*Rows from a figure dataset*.
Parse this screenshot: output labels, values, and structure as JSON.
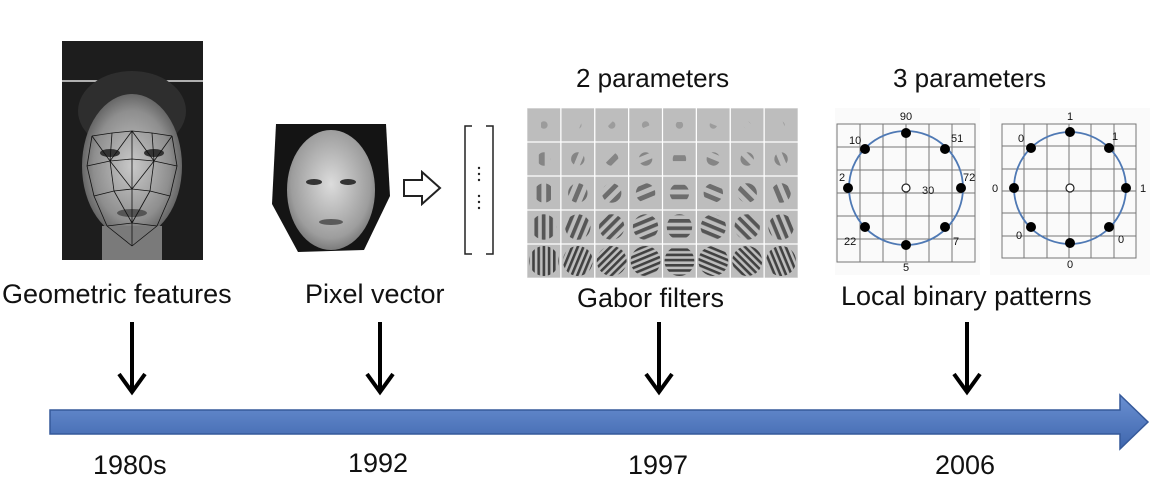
{
  "eras": [
    {
      "label": "Geometric features",
      "year": "1980s"
    },
    {
      "label": "Pixel vector",
      "year": "1992"
    },
    {
      "label": "Gabor filters",
      "year": "1997",
      "params": "2 parameters"
    },
    {
      "label": "Local binary patterns",
      "year": "2006",
      "params": "3 parameters"
    }
  ],
  "lbp": {
    "grayscale": {
      "top": "90",
      "top_right": "51",
      "right": "72",
      "bottom_right": "7",
      "bottom": "5",
      "bottom_left": "22",
      "left": "2",
      "top_left": "10",
      "center": "30"
    },
    "binary": {
      "top": "1",
      "top_right": "1",
      "right": "1",
      "bottom_right": "0",
      "bottom": "0",
      "bottom_left": "0",
      "left": "0",
      "top_left": "0"
    }
  },
  "colors": {
    "timeline": "#4a74c0",
    "circle": "#4f79b4"
  }
}
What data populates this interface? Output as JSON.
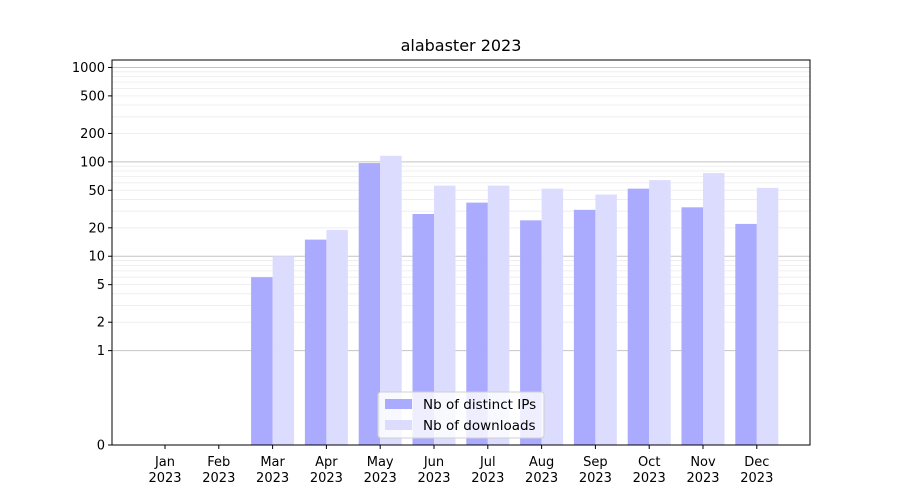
{
  "chart_data": {
    "type": "bar",
    "title": "alabaster 2023",
    "xlabel": "",
    "ylabel": "",
    "yscale": "symlog",
    "ylim": [
      0,
      1200
    ],
    "y_ticks": [
      0,
      1,
      2,
      5,
      10,
      20,
      50,
      100,
      200,
      500,
      1000
    ],
    "grid": "horizontal",
    "legend_position": "bottom-center",
    "categories": [
      {
        "month": "Jan",
        "year": "2023"
      },
      {
        "month": "Feb",
        "year": "2023"
      },
      {
        "month": "Mar",
        "year": "2023"
      },
      {
        "month": "Apr",
        "year": "2023"
      },
      {
        "month": "May",
        "year": "2023"
      },
      {
        "month": "Jun",
        "year": "2023"
      },
      {
        "month": "Jul",
        "year": "2023"
      },
      {
        "month": "Aug",
        "year": "2023"
      },
      {
        "month": "Sep",
        "year": "2023"
      },
      {
        "month": "Oct",
        "year": "2023"
      },
      {
        "month": "Nov",
        "year": "2023"
      },
      {
        "month": "Dec",
        "year": "2023"
      }
    ],
    "series": [
      {
        "name": "Nb of distinct IPs",
        "color": "#aaaaff",
        "values": [
          0,
          0,
          6,
          15,
          97,
          28,
          37,
          24,
          31,
          52,
          33,
          22
        ]
      },
      {
        "name": "Nb of downloads",
        "color": "#dcdcff",
        "values": [
          0,
          0,
          10,
          19,
          116,
          56,
          56,
          52,
          45,
          64,
          76,
          53
        ]
      }
    ]
  }
}
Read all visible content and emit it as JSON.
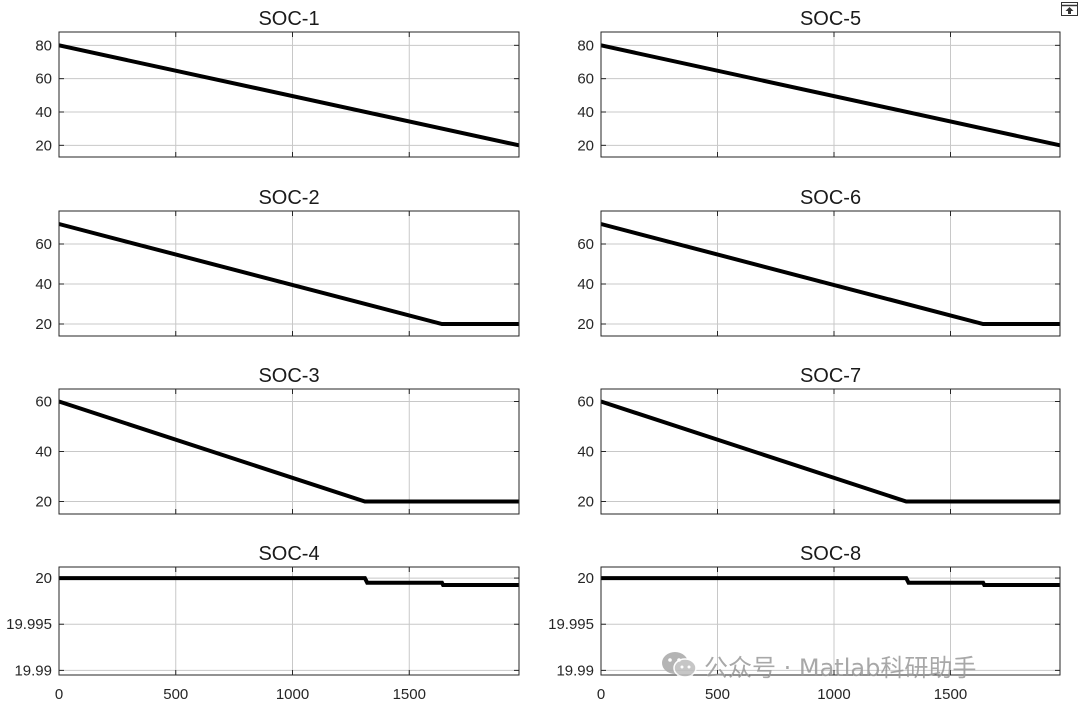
{
  "toolbar": {
    "icon": "export-icon"
  },
  "watermark": {
    "icon": "wechat-icon",
    "text": "公众号 · Matlab科研助手"
  },
  "chart_data": [
    {
      "type": "line",
      "title": "SOC-1",
      "xlim": [
        0,
        1970
      ],
      "ylim": [
        13,
        88
      ],
      "xticks": [
        0,
        500,
        1000,
        1500
      ],
      "yticks": [
        20,
        40,
        60,
        80
      ],
      "show_xtick_labels": false,
      "grid": true,
      "series": [
        {
          "x": [
            0,
            1970
          ],
          "y": [
            80,
            20
          ],
          "color": "#000000"
        }
      ]
    },
    {
      "type": "line",
      "title": "SOC-2",
      "xlim": [
        0,
        1970
      ],
      "ylim": [
        14,
        76.5
      ],
      "xticks": [
        0,
        500,
        1000,
        1500
      ],
      "yticks": [
        20,
        40,
        60
      ],
      "show_xtick_labels": false,
      "grid": true,
      "series": [
        {
          "x": [
            0,
            1640,
            1970
          ],
          "y": [
            70,
            20,
            20
          ],
          "color": "#000000"
        }
      ]
    },
    {
      "type": "line",
      "title": "SOC-3",
      "xlim": [
        0,
        1970
      ],
      "ylim": [
        15,
        65
      ],
      "xticks": [
        0,
        500,
        1000,
        1500
      ],
      "yticks": [
        20,
        40,
        60
      ],
      "show_xtick_labels": false,
      "grid": true,
      "series": [
        {
          "x": [
            0,
            1310,
            1970
          ],
          "y": [
            60,
            20,
            20
          ],
          "color": "#000000"
        }
      ]
    },
    {
      "type": "line",
      "title": "SOC-4",
      "xlim": [
        0,
        1970
      ],
      "ylim": [
        19.9895,
        20.0012
      ],
      "xticks": [
        0,
        500,
        1000,
        1500
      ],
      "yticks": [
        19.99,
        19.995,
        20
      ],
      "ytick_labels": [
        "19.99",
        "19.995",
        "20"
      ],
      "xtick_labels": [
        "0",
        "500",
        "1000",
        "1500"
      ],
      "show_xtick_labels": true,
      "grid": true,
      "series": [
        {
          "x": [
            0,
            1310,
            1320,
            1640,
            1645,
            1970
          ],
          "y": [
            20,
            20,
            19.9995,
            19.9995,
            19.99925,
            19.99925
          ],
          "color": "#000000"
        }
      ]
    },
    {
      "type": "line",
      "title": "SOC-5",
      "xlim": [
        0,
        1970
      ],
      "ylim": [
        13,
        88
      ],
      "xticks": [
        0,
        500,
        1000,
        1500
      ],
      "yticks": [
        20,
        40,
        60,
        80
      ],
      "show_xtick_labels": false,
      "grid": true,
      "series": [
        {
          "x": [
            0,
            1970
          ],
          "y": [
            80,
            20
          ],
          "color": "#000000"
        }
      ]
    },
    {
      "type": "line",
      "title": "SOC-6",
      "xlim": [
        0,
        1970
      ],
      "ylim": [
        14,
        76.5
      ],
      "xticks": [
        0,
        500,
        1000,
        1500
      ],
      "yticks": [
        20,
        40,
        60
      ],
      "show_xtick_labels": false,
      "grid": true,
      "series": [
        {
          "x": [
            0,
            1640,
            1970
          ],
          "y": [
            70,
            20,
            20
          ],
          "color": "#000000"
        }
      ]
    },
    {
      "type": "line",
      "title": "SOC-7",
      "xlim": [
        0,
        1970
      ],
      "ylim": [
        15,
        65
      ],
      "xticks": [
        0,
        500,
        1000,
        1500
      ],
      "yticks": [
        20,
        40,
        60
      ],
      "show_xtick_labels": false,
      "grid": true,
      "series": [
        {
          "x": [
            0,
            1310,
            1970
          ],
          "y": [
            60,
            20,
            20
          ],
          "color": "#000000"
        }
      ]
    },
    {
      "type": "line",
      "title": "SOC-8",
      "xlim": [
        0,
        1970
      ],
      "ylim": [
        19.9895,
        20.0012
      ],
      "xticks": [
        0,
        500,
        1000,
        1500
      ],
      "yticks": [
        19.99,
        19.995,
        20
      ],
      "ytick_labels": [
        "19.99",
        "19.995",
        "20"
      ],
      "xtick_labels": [
        "0",
        "500",
        "1000",
        "1500"
      ],
      "show_xtick_labels": true,
      "grid": true,
      "series": [
        {
          "x": [
            0,
            1310,
            1320,
            1640,
            1645,
            1970
          ],
          "y": [
            20,
            20,
            19.9995,
            19.9995,
            19.99925,
            19.99925
          ],
          "color": "#000000"
        }
      ]
    }
  ]
}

*Exercise task*. All of the lines above should be printed exactly, minus the pictures.

*Task result*.
Parse this screenshot: output labels, values, and structure as JSON.
{
  "eras": [
    {
      "label": "Geometric features",
      "year": "1980s"
    },
    {
      "label": "Pixel vector",
      "year": "1992"
    },
    {
      "label": "Gabor filters",
      "year": "1997",
      "params": "2 parameters"
    },
    {
      "label": "Local binary patterns",
      "year": "2006",
      "params": "3 parameters"
    }
  ],
  "lbp": {
    "grayscale": {
      "top": "90",
      "top_right": "51",
      "right": "72",
      "bottom_right": "7",
      "bottom": "5",
      "bottom_left": "22",
      "left": "2",
      "top_left": "10",
      "center": "30"
    },
    "binary": {
      "top": "1",
      "top_right": "1",
      "right": "1",
      "bottom_right": "0",
      "bottom": "0",
      "bottom_left": "0",
      "left": "0",
      "top_left": "0"
    }
  },
  "colors": {
    "timeline": "#4a74c0",
    "circle": "#4f79b4"
  }
}
What data populates this interface? Output as JSON.
{
  "chart_data": {
    "type": "bar",
    "title": "alabaster 2023",
    "xlabel": "",
    "ylabel": "",
    "yscale": "symlog",
    "ylim": [
      0,
      1200
    ],
    "y_ticks": [
      0,
      1,
      2,
      5,
      10,
      20,
      50,
      100,
      200,
      500,
      1000
    ],
    "grid": "horizontal",
    "legend_position": "bottom-center",
    "categories": [
      {
        "month": "Jan",
        "year": "2023"
      },
      {
        "month": "Feb",
        "year": "2023"
      },
      {
        "month": "Mar",
        "year": "2023"
      },
      {
        "month": "Apr",
        "year": "2023"
      },
      {
        "month": "May",
        "year": "2023"
      },
      {
        "month": "Jun",
        "year": "2023"
      },
      {
        "month": "Jul",
        "year": "2023"
      },
      {
        "month": "Aug",
        "year": "2023"
      },
      {
        "month": "Sep",
        "year": "2023"
      },
      {
        "month": "Oct",
        "year": "2023"
      },
      {
        "month": "Nov",
        "year": "2023"
      },
      {
        "month": "Dec",
        "year": "2023"
      }
    ],
    "series": [
      {
        "name": "Nb of distinct IPs",
        "color": "#aaaaff",
        "values": [
          0,
          0,
          6,
          15,
          97,
          28,
          37,
          24,
          31,
          52,
          33,
          22
        ]
      },
      {
        "name": "Nb of downloads",
        "color": "#dcdcff",
        "values": [
          0,
          0,
          10,
          19,
          116,
          56,
          56,
          52,
          45,
          64,
          76,
          53
        ]
      }
    ]
  }
}
Read all visible content and emit it as JSON.
{
  "toolbar": {
    "icon": "export-icon"
  },
  "watermark": {
    "icon": "wechat-icon",
    "text": "公众号 · Matlab科研助手"
  },
  "chart_data": [
    {
      "type": "line",
      "title": "SOC-1",
      "xlim": [
        0,
        1970
      ],
      "ylim": [
        13,
        88
      ],
      "xticks": [
        0,
        500,
        1000,
        1500
      ],
      "yticks": [
        20,
        40,
        60,
        80
      ],
      "show_xtick_labels": false,
      "grid": true,
      "series": [
        {
          "x": [
            0,
            1970
          ],
          "y": [
            80,
            20
          ],
          "color": "#000000"
        }
      ]
    },
    {
      "type": "line",
      "title": "SOC-2",
      "xlim": [
        0,
        1970
      ],
      "ylim": [
        14,
        76.5
      ],
      "xticks": [
        0,
        500,
        1000,
        1500
      ],
      "yticks": [
        20,
        40,
        60
      ],
      "show_xtick_labels": false,
      "grid": true,
      "series": [
        {
          "x": [
            0,
            1640,
            1970
          ],
          "y": [
            70,
            20,
            20
          ],
          "color": "#000000"
        }
      ]
    },
    {
      "type": "line",
      "title": "SOC-3",
      "xlim": [
        0,
        1970
      ],
      "ylim": [
        15,
        65
      ],
      "xticks": [
        0,
        500,
        1000,
        1500
      ],
      "yticks": [
        20,
        40,
        60
      ],
      "show_xtick_labels": false,
      "grid": true,
      "series": [
        {
          "x": [
            0,
            1310,
            1970
          ],
          "y": [
            60,
            20,
            20
          ],
          "color": "#000000"
        }
      ]
    },
    {
      "type": "line",
      "title": "SOC-4",
      "xlim": [
        0,
        1970
      ],
      "ylim": [
        19.9895,
        20.0012
      ],
      "xticks": [
        0,
        500,
        1000,
        1500
      ],
      "yticks": [
        19.99,
        19.995,
        20
      ],
      "ytick_labels": [
        "19.99",
        "19.995",
        "20"
      ],
      "xtick_labels": [
        "0",
        "500",
        "1000",
        "1500"
      ],
      "show_xtick_labels": true,
      "grid": true,
      "series": [
        {
          "x": [
            0,
            1310,
            1320,
            1640,
            1645,
            1970
          ],
          "y": [
            20,
            20,
            19.9995,
            19.9995,
            19.99925,
            19.99925
          ],
          "color": "#000000"
        }
      ]
    },
    {
      "type": "line",
      "title": "SOC-5",
      "xlim": [
        0,
        1970
      ],
      "ylim": [
        13,
        88
      ],
      "xticks": [
        0,
        500,
        1000,
        1500
      ],
      "yticks": [
        20,
        40,
        60,
        80
      ],
      "show_xtick_labels": false,
      "grid": true,
      "series": [
        {
          "x": [
            0,
            1970
          ],
          "y": [
            80,
            20
          ],
          "color": "#000000"
        }
      ]
    },
    {
      "type": "line",
      "title": "SOC-6",
      "xlim": [
        0,
        1970
      ],
      "ylim": [
        14,
        76.5
      ],
      "xticks": [
        0,
        500,
        1000,
        1500
      ],
      "yticks": [
        20,
        40,
        60
      ],
      "show_xtick_labels": false,
      "grid": true,
      "series": [
        {
          "x": [
            0,
            1640,
            1970
          ],
          "y": [
            70,
            20,
            20
          ],
          "color": "#000000"
        }
      ]
    },
    {
      "type": "line",
      "title": "SOC-7",
      "xlim": [
        0,
        1970
      ],
      "ylim": [
        15,
        65
      ],
      "xticks": [
        0,
        500,
        1000,
        1500
      ],
      "yticks": [
        20,
        40,
        60
      ],
      "show_xtick_labels": false,
      "grid": true,
      "series": [
        {
          "x": [
            0,
            1310,
            1970
          ],
          "y": [
            60,
            20,
            20
          ],
          "color": "#000000"
        }
      ]
    },
    {
      "type": "line",
      "title": "SOC-8",
      "xlim": [
        0,
        1970
      ],
      "ylim": [
        19.9895,
        20.0012
      ],
      "xticks": [
        0,
        500,
        1000,
        1500
      ],
      "yticks": [
        19.99,
        19.995,
        20
      ],
      "ytick_labels": [
        "19.99",
        "19.995",
        "20"
      ],
      "xtick_labels": [
        "0",
        "500",
        "1000",
        "1500"
      ],
      "show_xtick_labels": true,
      "grid": true,
      "series": [
        {
          "x": [
            0,
            1310,
            1320,
            1640,
            1645,
            1970
          ],
          "y": [
            20,
            20,
            19.9995,
            19.9995,
            19.99925,
            19.99925
          ],
          "color": "#000000"
        }
      ]
    }
  ]
}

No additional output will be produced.